*OBJECTIVE*. Reproduce the listing word for word. Skip any image.

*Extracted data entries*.
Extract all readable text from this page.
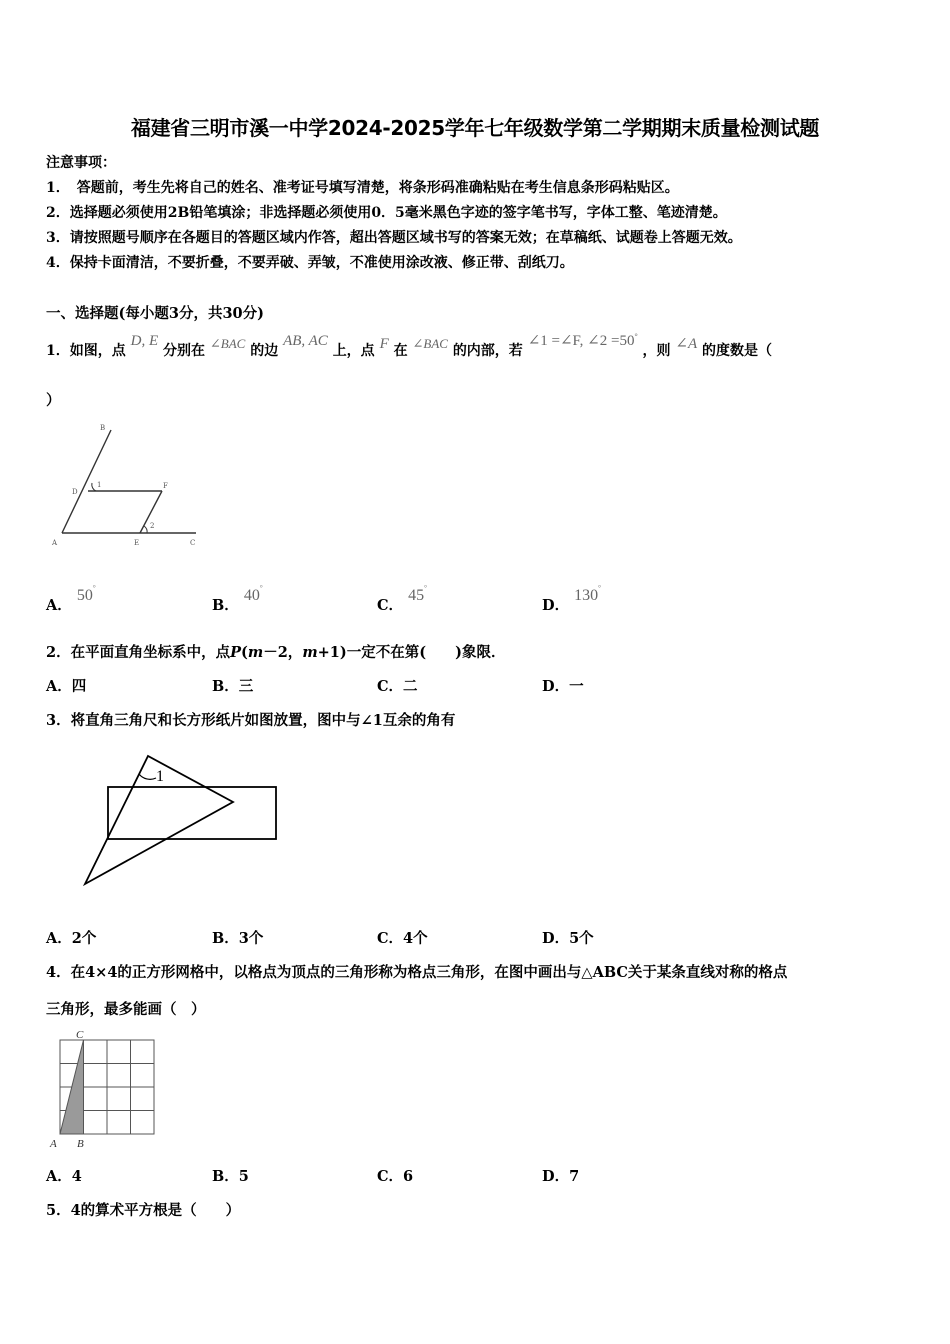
福建省三明市溪一中学2024-2025学年七年级数学第二学期期末质量检测试题
注意事项：
1．　答题前，考生先将自己的姓名、准考证号填写清楚，将条形码准确粘贴在考生信息条形码粘贴区。
2．选择题必须使用2B铅笔填涂；非选择题必须使用0．5毫米黑色字迹的签字笔书写，字体工整、笔迹清楚。
3．请按照题号顺序在各题目的答题区域内作答，超出答题区域书写的答案无效；在草稿纸、试题卷上答题无效。
4．保持卡面清洁，不要折叠，不要弄破、弄皱，不准使用涂改液、修正带、刮纸刀。
一、选择题(每小题3分，共30分)
1．如图，点 D, E 分别在 ∠BAC 的边 AB, AC 上，点 F 在 ∠BAC 的内部，若 ∠1 =∠F, ∠2 =50° ，则 ∠A 的度数是（
）
B
D
1	F
2
A	E	C
A． 50°
B． 40°
C． 45°
D． 130°
2．在平面直角坐标系中，点P(m－2，m+1)一定不在第(　　)象限．
A．四	B．三	C．二	D．一
3．将直角三角尺和长方形纸片如图放置，图中与∠1互余的角有
1
A．2个	B．3个	C．4个	D．5个
4．在4×4的正方形网格中，以格点为顶点的三角形称为格点三角形，在图中画出与△ABC关于某条直线对称的格点
三角形，最多能画（　）
C
A B
A．4	B．5	C．6	D．7
5．4的算术平方根是（　　）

*IN RESPONSE*.
Extract all readable text from this page.
福建省三明市溪一中学2024-2025学年七年级数学第二学期期末质量检测试题
注意事项：
1．　答题前，考生先将自己的姓名、准考证号填写清楚，将条形码准确粘贴在考生信息条形码粘贴区。
2．选择题必须使用2B铅笔填涂；非选择题必须使用0．5毫米黑色字迹的签字笔书写，字体工整、笔迹清楚。
3．请按照题号顺序在各题目的答题区域内作答，超出答题区域书写的答案无效；在草稿纸、试题卷上答题无效。
4．保持卡面清洁，不要折叠，不要弄破、弄皱，不准使用涂改液、修正带、刮纸刀。
一、选择题(每小题3分，共30分)
1．如图，点 D, E 分别在 ∠BAC 的边 AB, AC 上，点 F 在 ∠BAC 的内部，若 ∠1 =∠F, ∠2 =50° ，则 ∠A 的度数是（
）
B
D
1	F
2
A	E	C
A． 50°
B． 40°
C． 45°
D． 130°
2．在平面直角坐标系中，点P(m－2，m+1)一定不在第(　　)象限．
A．四	B．三	C．二	D．一
3．将直角三角尺和长方形纸片如图放置，图中与∠1互余的角有
1
A．2个	B．3个	C．4个	D．5个
4．在4×4的正方形网格中，以格点为顶点的三角形称为格点三角形，在图中画出与△ABC关于某条直线对称的格点
三角形，最多能画（　）
C
A B
A．4	B．5	C．6	D．7
5．4的算术平方根是（　　）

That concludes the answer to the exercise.